Record excerpts
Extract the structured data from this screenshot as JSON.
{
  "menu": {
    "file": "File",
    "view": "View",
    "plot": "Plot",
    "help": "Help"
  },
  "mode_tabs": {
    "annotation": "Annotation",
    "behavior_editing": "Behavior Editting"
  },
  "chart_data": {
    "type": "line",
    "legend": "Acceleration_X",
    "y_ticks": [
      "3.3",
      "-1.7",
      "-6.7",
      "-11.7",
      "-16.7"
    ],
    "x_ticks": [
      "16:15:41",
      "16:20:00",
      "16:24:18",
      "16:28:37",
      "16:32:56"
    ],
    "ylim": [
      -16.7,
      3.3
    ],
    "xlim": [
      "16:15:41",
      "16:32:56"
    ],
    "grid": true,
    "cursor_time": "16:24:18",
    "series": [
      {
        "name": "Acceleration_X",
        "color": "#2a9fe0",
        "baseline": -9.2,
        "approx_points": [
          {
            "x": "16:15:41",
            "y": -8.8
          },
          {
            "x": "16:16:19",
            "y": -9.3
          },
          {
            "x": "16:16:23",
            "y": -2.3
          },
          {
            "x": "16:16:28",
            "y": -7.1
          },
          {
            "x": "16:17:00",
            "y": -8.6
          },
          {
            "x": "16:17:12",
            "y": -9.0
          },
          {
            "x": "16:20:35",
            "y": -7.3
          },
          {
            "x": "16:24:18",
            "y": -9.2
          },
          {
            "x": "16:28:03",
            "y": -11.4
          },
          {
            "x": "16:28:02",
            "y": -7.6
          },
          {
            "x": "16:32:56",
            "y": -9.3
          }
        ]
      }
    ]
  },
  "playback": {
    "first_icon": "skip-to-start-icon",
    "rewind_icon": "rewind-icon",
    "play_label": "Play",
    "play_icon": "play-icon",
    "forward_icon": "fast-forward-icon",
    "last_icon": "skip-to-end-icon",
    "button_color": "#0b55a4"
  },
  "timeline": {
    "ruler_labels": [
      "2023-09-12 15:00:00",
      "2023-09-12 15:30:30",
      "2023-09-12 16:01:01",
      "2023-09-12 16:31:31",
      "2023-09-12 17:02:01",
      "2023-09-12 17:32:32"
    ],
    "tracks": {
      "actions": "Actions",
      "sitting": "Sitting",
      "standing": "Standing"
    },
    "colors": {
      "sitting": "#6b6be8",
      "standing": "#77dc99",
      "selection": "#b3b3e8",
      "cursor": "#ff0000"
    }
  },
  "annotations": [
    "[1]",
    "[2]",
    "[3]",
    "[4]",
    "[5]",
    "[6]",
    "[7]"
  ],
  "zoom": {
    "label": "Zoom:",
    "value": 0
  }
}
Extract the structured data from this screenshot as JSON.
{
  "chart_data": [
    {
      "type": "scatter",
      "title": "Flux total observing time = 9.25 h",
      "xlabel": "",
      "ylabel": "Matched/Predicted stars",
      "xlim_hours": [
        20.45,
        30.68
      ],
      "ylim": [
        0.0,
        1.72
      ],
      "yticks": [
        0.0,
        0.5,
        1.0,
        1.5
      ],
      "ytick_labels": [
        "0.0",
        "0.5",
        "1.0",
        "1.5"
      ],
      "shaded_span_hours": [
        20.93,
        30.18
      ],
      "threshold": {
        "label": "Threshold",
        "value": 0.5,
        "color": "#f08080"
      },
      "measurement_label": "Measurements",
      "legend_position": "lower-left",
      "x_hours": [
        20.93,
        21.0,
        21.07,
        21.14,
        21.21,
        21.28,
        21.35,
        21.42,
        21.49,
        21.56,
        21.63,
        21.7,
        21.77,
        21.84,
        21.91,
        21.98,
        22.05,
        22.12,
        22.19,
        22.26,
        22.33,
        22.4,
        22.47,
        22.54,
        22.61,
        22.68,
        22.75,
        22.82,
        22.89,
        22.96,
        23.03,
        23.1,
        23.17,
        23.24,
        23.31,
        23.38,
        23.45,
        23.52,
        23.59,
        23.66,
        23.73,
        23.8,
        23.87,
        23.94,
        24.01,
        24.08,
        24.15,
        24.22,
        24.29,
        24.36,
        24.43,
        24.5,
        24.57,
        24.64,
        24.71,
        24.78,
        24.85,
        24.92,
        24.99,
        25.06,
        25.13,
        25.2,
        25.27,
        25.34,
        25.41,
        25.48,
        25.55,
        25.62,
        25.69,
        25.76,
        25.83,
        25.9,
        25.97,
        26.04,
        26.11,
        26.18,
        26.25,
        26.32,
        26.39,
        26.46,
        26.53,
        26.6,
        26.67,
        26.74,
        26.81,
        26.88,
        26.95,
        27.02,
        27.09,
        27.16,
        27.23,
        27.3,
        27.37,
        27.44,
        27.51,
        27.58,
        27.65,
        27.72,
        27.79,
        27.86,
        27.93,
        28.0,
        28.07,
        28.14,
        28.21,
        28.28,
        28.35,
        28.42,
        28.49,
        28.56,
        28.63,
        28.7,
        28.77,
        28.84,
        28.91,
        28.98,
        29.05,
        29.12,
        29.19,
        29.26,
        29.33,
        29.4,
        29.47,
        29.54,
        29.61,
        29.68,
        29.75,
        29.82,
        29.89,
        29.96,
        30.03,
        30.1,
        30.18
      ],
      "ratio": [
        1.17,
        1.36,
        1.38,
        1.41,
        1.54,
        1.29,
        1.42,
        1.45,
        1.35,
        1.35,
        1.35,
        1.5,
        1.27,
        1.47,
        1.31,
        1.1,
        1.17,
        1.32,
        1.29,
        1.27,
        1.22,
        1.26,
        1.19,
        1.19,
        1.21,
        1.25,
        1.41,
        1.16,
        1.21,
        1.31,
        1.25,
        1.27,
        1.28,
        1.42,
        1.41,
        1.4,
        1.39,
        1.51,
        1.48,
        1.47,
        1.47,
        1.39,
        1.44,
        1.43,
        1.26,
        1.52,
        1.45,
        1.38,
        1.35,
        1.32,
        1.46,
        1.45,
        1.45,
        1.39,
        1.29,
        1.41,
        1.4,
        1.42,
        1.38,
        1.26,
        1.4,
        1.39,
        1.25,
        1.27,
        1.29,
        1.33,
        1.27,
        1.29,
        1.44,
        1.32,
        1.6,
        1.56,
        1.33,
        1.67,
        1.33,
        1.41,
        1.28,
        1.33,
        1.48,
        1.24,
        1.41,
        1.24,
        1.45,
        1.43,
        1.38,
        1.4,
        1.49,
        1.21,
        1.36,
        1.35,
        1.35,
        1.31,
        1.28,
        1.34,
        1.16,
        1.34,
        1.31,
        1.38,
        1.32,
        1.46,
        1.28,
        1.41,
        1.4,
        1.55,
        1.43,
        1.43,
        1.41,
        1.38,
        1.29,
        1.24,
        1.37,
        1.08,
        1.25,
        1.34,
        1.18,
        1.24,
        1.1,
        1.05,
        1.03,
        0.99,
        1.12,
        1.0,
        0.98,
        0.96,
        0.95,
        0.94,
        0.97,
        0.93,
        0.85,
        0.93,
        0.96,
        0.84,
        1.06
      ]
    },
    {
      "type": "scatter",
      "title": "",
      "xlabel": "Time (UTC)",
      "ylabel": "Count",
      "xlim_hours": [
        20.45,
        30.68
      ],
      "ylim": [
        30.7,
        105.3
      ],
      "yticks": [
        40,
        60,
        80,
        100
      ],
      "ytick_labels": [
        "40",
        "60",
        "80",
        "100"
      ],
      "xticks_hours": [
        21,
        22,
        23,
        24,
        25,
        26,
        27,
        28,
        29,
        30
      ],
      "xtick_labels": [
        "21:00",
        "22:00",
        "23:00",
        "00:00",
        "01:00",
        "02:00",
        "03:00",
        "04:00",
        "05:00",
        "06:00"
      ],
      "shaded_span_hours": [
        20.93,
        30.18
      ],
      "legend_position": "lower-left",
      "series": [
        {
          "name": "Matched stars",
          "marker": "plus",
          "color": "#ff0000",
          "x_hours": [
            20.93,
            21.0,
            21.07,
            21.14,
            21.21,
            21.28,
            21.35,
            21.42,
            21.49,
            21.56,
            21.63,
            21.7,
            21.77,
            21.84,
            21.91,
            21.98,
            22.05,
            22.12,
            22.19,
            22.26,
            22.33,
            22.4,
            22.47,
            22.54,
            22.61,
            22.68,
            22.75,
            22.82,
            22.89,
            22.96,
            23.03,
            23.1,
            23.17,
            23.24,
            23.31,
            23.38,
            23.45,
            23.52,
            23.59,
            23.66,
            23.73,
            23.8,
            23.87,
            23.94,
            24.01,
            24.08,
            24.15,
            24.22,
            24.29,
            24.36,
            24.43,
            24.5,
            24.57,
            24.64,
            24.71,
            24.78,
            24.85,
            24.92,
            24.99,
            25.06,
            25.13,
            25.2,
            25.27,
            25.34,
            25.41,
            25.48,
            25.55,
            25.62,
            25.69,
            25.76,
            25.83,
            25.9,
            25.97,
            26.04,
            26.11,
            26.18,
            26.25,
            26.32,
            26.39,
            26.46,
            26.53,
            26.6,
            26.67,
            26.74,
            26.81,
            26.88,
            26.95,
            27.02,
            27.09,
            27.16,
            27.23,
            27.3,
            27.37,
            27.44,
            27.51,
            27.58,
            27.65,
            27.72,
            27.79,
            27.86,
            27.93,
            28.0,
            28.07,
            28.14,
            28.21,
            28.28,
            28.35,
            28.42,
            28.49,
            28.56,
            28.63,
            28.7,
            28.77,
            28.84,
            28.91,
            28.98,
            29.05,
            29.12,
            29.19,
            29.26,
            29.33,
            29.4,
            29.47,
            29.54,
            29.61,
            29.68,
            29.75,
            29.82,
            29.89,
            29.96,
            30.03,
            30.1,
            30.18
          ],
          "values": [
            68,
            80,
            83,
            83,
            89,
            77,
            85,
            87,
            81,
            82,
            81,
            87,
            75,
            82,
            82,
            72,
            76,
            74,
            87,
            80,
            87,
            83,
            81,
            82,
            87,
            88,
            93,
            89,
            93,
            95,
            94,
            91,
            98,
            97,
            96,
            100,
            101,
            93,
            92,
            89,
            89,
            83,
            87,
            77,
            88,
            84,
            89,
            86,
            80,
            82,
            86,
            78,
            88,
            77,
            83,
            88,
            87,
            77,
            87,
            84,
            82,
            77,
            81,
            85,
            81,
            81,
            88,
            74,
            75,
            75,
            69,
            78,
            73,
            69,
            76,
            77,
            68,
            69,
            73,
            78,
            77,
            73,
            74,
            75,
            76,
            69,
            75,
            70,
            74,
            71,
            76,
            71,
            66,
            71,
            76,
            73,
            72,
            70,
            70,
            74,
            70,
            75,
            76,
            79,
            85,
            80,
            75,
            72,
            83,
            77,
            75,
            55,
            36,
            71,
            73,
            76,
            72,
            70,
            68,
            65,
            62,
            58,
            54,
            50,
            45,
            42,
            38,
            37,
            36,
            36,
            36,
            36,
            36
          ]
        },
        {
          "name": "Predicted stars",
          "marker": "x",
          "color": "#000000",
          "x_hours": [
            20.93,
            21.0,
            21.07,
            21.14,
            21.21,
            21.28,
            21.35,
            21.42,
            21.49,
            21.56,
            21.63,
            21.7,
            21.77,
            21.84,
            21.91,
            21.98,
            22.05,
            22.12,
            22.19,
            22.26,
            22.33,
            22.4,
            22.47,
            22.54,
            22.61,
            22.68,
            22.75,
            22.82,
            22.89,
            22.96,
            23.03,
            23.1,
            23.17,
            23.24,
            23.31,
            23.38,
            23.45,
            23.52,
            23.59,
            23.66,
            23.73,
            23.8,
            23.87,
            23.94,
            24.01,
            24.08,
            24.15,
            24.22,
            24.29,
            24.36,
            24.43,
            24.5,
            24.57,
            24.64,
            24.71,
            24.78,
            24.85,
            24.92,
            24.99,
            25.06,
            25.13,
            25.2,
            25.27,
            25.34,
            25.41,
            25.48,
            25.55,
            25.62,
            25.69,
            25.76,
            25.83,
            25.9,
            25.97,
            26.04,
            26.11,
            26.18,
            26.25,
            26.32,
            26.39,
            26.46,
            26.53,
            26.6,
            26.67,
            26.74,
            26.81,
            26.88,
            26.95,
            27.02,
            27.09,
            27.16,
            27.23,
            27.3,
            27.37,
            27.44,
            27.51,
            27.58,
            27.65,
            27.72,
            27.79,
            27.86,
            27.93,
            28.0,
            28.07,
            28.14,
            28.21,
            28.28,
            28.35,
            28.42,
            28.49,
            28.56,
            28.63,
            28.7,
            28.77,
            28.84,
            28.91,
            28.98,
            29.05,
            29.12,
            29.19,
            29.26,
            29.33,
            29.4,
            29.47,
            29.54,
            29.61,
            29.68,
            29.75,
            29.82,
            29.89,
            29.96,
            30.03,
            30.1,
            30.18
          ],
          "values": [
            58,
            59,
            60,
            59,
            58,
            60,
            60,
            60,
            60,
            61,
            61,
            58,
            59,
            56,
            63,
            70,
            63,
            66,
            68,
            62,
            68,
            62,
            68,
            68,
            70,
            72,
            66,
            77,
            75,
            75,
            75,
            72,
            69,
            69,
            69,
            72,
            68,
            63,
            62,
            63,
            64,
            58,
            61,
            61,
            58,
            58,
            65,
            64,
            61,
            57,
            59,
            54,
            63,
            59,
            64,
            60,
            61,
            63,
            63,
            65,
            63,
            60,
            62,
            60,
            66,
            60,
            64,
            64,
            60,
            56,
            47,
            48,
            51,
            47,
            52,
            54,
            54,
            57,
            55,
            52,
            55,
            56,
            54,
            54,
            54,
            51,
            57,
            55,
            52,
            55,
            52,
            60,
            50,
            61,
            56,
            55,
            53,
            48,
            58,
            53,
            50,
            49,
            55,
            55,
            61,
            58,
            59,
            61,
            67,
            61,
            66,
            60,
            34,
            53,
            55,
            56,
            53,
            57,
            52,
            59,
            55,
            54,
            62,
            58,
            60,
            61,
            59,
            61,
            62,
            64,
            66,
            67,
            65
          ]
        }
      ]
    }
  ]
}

Task requirements
Of all the lines in the listing above, how many contain the word "icon"? Answer with the number alone.

In response
5